= Synod of Bishops in the Catholic Church =

Advisory body of Catholic bishops for the pope

In the Catholic Church, the Synod of Bishops is an influential, global, consultative and advisory body to the pope. It is one of the mechanisms through which Catholic bishops—the most senior ordained members of the Church—communally render "cooperative assistance" to the pontiff in fulfilling his office and leading the church. It is described in the 1983 Code of Canon Law as:
a group of bishops who have been chosen from different regions of the world and meet at fixed times to foster closer unity between the Roman Pontiff and bishops, to assist the Roman Pontiff with their counsel in the preservation and growth of faith and morals and in the observance and strengthening of ecclesiastical discipline, and to consider questions pertaining to the activity of the Church in the world.

The papal Synod of Bishops is permanent, even when not in session. Periodically, it holds assemblies, which are either general, if called to consider matters directly concerning the universal Church, or special, if called for problems of a particular geographical area. The general assemblies are either ordinary (held at fixed intervals) or extraordinary (held to treat of some urgent matter).

The papal Synod of Bishops also has a permanent secretariat headquartered in Rome but not part of the Roman Curia. Pope Francis greatly increased both the authority and influence of the Synod in September 2018.

In addition, each 'Eastern Catholic' patriarchal church and each major archiepiscopal church has its own synod of bishops. The Code of Canons of the Eastern Churches refers 115 times to the "synod of bishops" in this sense, and only once (in canon 46) mentions the Synod of Bishops that the pope convokes.

==History==
===Establishment===
In 1959, three years before the Second Vatican Council began, Cardinal Silvio Oddi proposed a permanent consultative body of bishops drawn from many parts of the world to discuss major concerns of the Church, and Cardinal Bernardus Johannes Alfrink proposed a permanent council of specialized bishops to legislate for the Church in union with the Pope and the cardinals.

Within the framework of the Council itself, the first to put forward "the idea of a 'permanent synod of bishops' surrounding the pope" was Melkite Patriarch Maximos IV. In 1963, during the third session of the Council, he proposed that "a relatively small group of bishops [...] with rotating membership would always be in session in Rome to assist the pope. They would work with the pope in collegial fashion". The model he proposed was what the 1990 Code of Canons of the Eastern Churches was to call the synod of bishops, but that he himself called the holy synod of his sui iuris church, a collegial body comprising both the patriarch and other bishops.

### [Provided records]
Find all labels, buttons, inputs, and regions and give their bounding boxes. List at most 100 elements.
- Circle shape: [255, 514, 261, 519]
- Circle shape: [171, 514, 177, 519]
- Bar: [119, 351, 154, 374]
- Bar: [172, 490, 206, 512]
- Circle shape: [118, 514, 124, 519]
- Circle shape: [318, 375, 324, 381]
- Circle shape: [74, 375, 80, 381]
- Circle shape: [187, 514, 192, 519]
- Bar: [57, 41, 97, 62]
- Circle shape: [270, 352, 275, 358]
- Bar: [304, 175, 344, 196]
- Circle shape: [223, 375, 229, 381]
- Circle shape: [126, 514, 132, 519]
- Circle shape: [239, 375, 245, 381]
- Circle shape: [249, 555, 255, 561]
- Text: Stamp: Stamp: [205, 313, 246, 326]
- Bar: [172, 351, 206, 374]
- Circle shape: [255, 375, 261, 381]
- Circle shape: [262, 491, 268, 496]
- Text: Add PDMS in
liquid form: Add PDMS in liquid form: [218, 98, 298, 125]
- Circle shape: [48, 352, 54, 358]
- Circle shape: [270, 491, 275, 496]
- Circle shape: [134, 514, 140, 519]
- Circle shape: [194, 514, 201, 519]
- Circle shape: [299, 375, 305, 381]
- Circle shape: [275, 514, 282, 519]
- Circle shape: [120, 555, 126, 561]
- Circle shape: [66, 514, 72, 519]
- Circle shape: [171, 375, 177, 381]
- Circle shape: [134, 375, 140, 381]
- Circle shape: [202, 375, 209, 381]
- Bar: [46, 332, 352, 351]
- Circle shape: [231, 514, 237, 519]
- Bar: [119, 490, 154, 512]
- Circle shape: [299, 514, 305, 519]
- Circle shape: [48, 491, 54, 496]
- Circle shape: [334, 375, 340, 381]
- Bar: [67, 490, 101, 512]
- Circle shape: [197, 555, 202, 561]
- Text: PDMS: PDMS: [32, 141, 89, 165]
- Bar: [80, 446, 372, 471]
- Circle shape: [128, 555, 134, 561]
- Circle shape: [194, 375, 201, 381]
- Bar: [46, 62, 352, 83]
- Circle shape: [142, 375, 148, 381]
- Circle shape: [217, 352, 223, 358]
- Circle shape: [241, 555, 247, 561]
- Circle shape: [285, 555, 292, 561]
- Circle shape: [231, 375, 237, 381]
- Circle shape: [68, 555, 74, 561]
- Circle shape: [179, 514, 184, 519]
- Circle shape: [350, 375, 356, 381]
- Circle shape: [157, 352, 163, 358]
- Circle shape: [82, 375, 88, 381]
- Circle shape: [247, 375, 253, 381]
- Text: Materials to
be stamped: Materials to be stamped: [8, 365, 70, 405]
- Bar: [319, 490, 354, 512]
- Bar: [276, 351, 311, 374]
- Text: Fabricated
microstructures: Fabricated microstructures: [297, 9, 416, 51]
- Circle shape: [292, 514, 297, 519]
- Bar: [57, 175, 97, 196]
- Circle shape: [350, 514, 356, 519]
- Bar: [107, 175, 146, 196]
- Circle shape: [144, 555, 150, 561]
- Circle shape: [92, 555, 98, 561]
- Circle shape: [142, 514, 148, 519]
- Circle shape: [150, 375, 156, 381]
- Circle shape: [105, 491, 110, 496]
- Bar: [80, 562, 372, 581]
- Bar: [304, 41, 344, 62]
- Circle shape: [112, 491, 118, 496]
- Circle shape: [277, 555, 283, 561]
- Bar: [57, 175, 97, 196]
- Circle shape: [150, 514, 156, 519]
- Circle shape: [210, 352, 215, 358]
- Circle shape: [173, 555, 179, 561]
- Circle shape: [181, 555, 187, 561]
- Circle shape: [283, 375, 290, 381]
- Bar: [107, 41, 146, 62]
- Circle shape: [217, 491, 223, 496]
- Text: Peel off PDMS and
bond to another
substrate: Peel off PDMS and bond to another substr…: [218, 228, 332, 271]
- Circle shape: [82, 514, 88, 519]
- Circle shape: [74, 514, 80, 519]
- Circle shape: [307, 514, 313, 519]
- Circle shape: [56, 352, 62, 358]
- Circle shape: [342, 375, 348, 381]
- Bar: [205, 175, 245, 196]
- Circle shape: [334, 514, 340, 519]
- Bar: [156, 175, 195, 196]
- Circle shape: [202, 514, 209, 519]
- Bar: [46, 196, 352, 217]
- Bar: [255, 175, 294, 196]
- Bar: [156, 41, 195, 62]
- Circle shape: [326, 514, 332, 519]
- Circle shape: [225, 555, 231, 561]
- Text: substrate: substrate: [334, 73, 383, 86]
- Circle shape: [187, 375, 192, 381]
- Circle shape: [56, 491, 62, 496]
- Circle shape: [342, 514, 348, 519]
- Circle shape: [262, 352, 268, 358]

### [Jobs]
(1) Translate this sentence from the Synod of Bishops text into Spanish: "The papal Synod of Bishops is permanent, even when not in session."
(2) Revise the passage on the Synod of Bishops from "The papal Synod of Bishops is" to "some urgent matter).", replacing "urgent" with "pressing".

### [Replies]
(1) El Sínodo de los Obispos papal es permanente, incluso cuando no está en sesión.

(2)
The papal Synod of Bishops is permanent, even when not in session. Periodically, it holds assemblies, which are either general, if called to consider matters directly concerning the universal Church, or special, if called for problems of a particular geographical area. The general assemblies are either ordinary (held at fixed intervals) or extraordinary (held to treat of some pressing matter).